*Short problem*
Find every line in the records below that holds the word "versus" and copy it.

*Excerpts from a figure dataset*
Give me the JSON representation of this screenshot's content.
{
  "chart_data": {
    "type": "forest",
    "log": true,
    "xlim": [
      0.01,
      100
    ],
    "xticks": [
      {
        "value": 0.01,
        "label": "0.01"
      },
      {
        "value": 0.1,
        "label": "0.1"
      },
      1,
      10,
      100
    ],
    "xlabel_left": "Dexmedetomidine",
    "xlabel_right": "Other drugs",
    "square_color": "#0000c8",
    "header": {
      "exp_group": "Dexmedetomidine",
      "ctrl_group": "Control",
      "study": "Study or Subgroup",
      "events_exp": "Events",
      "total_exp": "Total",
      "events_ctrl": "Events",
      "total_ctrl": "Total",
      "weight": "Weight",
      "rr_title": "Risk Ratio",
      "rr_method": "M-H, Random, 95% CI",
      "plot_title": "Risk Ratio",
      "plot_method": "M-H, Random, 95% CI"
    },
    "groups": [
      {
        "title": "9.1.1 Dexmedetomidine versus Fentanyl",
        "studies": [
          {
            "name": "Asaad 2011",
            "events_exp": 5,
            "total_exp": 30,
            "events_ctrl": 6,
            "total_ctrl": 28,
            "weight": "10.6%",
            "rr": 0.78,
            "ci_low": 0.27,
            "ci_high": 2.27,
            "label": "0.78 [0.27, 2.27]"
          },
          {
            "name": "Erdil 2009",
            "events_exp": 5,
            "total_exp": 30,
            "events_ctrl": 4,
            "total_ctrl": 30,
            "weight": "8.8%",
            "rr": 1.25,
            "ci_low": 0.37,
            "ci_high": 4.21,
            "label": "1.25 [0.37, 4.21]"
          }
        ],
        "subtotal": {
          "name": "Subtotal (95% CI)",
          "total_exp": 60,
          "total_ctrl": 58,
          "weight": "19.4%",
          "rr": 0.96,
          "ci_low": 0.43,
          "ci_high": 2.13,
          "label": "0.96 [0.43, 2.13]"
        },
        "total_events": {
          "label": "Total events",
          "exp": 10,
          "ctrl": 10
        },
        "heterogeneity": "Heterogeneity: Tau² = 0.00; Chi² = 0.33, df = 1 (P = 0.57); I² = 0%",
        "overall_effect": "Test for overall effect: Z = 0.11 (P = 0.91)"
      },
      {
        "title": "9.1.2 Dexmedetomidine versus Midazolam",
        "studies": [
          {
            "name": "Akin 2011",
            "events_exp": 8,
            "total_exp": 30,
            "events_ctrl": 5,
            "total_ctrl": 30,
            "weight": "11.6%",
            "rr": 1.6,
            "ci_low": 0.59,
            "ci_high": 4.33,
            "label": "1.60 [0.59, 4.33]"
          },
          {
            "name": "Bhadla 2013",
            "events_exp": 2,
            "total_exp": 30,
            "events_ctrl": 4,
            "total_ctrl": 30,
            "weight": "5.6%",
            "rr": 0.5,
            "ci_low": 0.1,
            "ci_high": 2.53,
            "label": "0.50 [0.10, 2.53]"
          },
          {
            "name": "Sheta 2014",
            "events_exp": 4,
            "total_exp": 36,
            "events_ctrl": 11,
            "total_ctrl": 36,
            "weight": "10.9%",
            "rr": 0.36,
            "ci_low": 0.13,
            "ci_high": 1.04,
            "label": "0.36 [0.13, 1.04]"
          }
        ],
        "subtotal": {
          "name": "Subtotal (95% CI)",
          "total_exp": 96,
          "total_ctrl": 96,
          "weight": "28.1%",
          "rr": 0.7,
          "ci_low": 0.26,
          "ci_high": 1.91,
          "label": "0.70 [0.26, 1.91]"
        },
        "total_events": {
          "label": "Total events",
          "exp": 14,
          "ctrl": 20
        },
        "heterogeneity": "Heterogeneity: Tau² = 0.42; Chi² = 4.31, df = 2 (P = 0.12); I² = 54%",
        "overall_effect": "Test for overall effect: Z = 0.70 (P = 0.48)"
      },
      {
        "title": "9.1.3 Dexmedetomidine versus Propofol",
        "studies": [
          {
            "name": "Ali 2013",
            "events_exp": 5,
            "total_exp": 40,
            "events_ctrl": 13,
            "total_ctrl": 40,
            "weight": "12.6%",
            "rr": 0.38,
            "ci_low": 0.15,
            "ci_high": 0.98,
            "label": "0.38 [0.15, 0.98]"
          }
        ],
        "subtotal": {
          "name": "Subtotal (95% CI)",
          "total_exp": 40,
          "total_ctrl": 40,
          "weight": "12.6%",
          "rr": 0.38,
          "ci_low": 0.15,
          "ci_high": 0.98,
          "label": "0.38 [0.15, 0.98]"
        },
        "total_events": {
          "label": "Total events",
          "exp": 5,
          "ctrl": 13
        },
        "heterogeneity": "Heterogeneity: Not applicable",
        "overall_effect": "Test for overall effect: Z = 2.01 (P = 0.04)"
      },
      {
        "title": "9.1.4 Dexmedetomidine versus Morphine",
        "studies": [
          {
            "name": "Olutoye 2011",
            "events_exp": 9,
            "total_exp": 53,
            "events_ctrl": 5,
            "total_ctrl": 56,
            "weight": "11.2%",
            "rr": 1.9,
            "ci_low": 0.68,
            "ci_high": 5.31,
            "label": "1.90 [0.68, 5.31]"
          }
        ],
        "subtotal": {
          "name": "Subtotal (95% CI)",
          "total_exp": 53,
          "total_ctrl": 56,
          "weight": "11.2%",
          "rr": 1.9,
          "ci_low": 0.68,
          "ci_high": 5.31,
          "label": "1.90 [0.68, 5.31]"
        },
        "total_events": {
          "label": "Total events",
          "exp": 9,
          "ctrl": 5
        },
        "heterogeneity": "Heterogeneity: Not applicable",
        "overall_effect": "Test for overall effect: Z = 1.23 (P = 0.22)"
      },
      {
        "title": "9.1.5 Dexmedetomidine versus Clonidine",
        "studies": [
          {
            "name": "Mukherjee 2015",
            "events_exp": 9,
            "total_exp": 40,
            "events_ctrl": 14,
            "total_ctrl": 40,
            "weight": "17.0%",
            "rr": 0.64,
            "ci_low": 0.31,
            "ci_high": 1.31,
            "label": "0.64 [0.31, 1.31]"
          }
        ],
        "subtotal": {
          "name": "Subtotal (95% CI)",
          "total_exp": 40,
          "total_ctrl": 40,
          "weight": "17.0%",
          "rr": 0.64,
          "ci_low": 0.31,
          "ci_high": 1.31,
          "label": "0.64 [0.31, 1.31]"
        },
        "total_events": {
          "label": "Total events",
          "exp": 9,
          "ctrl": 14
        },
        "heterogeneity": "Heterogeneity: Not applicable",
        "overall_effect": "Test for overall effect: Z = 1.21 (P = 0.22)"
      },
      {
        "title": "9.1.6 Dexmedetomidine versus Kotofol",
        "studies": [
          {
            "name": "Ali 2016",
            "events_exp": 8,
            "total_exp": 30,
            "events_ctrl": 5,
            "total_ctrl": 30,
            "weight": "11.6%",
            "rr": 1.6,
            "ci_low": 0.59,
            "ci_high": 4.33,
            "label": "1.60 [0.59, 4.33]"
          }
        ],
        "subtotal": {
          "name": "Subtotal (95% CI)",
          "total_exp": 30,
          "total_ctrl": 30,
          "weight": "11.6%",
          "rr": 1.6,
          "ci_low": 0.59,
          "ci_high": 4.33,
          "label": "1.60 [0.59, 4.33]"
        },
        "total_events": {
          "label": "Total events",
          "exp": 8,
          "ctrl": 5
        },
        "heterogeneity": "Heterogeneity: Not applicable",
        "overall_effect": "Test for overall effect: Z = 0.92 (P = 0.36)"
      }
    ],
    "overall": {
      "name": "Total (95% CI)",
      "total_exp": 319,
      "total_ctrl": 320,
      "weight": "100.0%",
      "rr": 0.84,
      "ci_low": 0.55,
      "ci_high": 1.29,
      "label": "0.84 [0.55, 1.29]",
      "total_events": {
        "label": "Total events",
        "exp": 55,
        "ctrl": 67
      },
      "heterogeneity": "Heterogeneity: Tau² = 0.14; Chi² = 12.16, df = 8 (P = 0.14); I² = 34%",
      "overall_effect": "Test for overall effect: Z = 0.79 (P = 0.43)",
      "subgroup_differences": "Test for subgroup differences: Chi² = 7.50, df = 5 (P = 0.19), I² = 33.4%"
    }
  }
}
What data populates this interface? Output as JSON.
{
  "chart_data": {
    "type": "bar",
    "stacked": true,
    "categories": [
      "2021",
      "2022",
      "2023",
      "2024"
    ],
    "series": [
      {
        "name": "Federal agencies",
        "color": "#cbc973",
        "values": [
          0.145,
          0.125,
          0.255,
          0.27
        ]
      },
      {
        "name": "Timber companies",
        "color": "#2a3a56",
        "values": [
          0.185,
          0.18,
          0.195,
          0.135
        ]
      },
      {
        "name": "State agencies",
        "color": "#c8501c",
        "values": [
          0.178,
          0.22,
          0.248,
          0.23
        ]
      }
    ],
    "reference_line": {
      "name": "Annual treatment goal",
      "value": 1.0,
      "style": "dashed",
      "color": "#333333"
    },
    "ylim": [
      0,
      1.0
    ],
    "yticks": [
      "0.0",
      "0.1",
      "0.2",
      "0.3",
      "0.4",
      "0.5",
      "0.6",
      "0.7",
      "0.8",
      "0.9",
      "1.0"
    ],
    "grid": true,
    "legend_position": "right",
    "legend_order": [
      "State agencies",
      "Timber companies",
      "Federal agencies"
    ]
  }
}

*Answer to the task*
        "title": "9.1.1 Dexmedetomidine versus Fentanyl",
        "title": "9.1.2 Dexmedetomidine versus Midazolam",
        "title": "9.1.3 Dexmedetomidine versus Propofol",
        "title": "9.1.4 Dexmedetomidine versus Morphine",
        "title": "9.1.5 Dexmedetomidine versus Clonidine",
        "title": "9.1.6 Dexmedetomidine versus Kotofol",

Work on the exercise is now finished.